Data section:
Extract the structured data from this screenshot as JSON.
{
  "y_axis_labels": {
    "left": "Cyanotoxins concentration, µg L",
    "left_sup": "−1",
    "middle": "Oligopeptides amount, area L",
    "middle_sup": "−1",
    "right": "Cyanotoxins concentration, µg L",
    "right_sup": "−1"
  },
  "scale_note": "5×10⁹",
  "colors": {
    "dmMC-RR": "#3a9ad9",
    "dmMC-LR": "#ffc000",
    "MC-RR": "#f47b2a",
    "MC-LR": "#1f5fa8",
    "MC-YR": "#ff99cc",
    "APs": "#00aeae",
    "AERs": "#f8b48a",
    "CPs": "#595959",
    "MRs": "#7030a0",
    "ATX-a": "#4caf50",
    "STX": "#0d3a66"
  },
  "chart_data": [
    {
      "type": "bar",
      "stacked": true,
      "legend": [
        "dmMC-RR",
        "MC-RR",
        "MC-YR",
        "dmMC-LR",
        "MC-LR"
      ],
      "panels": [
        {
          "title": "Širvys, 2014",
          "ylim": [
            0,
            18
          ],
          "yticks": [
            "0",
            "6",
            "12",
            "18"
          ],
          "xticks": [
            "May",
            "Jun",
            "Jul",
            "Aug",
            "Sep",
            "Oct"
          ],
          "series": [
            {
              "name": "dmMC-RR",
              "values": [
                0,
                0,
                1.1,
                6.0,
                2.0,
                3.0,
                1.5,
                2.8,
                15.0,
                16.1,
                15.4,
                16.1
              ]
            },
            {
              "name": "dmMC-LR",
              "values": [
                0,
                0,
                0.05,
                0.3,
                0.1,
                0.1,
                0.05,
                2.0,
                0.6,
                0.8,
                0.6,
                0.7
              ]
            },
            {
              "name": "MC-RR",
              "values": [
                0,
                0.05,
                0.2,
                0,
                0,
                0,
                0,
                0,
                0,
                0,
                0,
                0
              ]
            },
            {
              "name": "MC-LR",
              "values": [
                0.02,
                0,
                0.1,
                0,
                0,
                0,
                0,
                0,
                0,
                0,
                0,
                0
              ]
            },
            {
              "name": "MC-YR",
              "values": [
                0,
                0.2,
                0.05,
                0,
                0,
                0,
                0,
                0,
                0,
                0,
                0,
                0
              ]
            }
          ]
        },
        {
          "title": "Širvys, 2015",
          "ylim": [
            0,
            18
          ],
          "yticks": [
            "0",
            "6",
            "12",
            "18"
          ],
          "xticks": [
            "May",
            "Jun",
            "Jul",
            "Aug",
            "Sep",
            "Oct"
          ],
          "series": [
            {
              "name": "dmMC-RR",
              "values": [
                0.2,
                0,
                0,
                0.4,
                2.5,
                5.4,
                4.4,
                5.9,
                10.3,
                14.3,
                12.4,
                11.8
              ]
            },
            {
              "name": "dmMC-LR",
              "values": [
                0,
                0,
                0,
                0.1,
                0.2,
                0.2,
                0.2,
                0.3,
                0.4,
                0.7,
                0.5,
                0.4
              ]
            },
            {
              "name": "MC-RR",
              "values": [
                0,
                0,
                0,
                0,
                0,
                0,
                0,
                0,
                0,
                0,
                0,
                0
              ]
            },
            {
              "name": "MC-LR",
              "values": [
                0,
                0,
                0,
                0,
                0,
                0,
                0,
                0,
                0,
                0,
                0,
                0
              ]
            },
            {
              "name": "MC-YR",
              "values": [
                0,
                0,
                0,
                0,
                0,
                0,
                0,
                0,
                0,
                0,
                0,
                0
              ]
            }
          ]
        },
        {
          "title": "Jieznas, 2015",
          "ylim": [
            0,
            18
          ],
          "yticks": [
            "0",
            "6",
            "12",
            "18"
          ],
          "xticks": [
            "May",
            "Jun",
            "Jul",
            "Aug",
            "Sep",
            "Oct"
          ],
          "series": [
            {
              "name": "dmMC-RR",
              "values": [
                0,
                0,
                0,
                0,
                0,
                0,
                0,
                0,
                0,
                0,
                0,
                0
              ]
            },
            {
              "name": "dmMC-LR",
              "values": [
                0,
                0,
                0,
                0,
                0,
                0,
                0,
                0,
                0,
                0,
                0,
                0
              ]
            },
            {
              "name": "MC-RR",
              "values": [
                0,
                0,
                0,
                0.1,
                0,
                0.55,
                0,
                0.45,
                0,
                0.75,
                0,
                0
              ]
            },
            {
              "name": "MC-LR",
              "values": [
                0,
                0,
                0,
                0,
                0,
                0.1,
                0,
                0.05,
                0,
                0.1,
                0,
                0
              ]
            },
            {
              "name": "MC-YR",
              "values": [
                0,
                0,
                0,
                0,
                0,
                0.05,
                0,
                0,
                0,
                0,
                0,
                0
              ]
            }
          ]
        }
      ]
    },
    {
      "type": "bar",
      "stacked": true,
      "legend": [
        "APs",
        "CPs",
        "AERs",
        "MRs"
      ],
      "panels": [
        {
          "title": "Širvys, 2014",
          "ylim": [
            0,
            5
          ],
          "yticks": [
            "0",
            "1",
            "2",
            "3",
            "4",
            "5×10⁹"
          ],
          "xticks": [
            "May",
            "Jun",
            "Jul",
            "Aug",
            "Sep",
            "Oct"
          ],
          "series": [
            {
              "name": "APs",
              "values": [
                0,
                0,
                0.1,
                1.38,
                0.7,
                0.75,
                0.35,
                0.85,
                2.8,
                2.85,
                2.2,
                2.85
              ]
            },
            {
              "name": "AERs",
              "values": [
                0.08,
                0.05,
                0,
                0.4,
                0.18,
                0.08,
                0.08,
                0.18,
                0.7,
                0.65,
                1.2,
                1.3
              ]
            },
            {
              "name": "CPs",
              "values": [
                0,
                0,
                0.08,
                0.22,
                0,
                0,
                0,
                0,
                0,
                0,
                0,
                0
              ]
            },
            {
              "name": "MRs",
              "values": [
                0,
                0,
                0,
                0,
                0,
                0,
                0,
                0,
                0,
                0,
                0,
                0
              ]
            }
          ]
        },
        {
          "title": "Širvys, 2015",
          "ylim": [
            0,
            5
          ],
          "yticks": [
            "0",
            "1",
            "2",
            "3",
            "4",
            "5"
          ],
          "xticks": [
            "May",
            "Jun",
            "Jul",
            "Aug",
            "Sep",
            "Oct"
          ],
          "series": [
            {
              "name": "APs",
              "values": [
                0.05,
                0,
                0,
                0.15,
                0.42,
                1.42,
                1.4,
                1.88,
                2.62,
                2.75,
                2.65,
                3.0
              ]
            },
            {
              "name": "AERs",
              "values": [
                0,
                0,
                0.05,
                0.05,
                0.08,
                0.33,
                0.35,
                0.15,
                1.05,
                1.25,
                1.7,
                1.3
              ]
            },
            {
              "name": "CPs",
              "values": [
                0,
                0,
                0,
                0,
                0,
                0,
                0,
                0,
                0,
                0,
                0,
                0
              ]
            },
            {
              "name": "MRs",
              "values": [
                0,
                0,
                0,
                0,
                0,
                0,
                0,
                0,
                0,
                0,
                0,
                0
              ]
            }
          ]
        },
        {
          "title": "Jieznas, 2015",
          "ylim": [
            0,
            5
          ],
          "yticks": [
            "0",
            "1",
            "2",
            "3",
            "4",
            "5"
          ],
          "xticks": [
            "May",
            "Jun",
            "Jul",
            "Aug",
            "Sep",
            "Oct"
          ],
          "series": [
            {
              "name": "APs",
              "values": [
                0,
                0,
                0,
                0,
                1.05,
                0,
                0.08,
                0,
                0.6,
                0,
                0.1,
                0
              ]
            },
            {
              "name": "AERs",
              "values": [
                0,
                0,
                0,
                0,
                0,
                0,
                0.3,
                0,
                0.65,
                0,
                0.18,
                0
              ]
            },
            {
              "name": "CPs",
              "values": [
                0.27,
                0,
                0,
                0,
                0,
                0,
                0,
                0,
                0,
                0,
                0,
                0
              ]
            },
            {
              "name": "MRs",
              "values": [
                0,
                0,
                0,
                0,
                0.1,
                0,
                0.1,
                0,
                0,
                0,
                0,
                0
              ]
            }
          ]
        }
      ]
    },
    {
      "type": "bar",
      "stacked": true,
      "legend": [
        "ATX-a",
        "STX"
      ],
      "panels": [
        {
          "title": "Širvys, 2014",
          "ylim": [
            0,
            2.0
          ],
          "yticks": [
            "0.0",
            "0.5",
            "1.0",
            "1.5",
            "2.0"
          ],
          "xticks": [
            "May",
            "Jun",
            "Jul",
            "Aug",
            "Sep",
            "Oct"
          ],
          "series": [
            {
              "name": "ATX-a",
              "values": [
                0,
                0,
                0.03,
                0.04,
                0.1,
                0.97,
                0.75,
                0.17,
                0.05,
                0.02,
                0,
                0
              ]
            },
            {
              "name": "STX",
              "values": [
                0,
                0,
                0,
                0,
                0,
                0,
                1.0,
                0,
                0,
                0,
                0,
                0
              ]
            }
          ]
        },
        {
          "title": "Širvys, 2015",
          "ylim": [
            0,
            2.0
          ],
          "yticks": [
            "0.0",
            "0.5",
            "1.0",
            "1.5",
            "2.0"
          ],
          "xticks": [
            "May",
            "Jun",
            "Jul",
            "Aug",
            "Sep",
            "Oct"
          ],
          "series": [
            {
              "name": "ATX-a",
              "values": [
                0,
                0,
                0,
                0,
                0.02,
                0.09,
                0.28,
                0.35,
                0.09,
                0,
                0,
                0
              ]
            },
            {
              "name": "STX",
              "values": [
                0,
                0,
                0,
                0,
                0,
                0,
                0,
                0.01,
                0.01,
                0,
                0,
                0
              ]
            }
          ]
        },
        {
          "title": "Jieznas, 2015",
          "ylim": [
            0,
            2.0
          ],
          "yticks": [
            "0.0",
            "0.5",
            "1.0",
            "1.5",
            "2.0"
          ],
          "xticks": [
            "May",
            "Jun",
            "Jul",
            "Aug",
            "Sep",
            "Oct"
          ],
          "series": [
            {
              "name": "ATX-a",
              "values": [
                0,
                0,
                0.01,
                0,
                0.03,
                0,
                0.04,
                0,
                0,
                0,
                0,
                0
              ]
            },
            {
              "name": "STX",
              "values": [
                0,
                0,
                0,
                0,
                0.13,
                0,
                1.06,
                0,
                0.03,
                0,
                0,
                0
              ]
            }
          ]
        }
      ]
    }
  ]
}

What the task requires: Would you please copy each line of the listing that contains the word "concentration"?

Written response:
    "left": "Cyanotoxins concentration, µg L",
    "right": "Cyanotoxins concentration, µg L",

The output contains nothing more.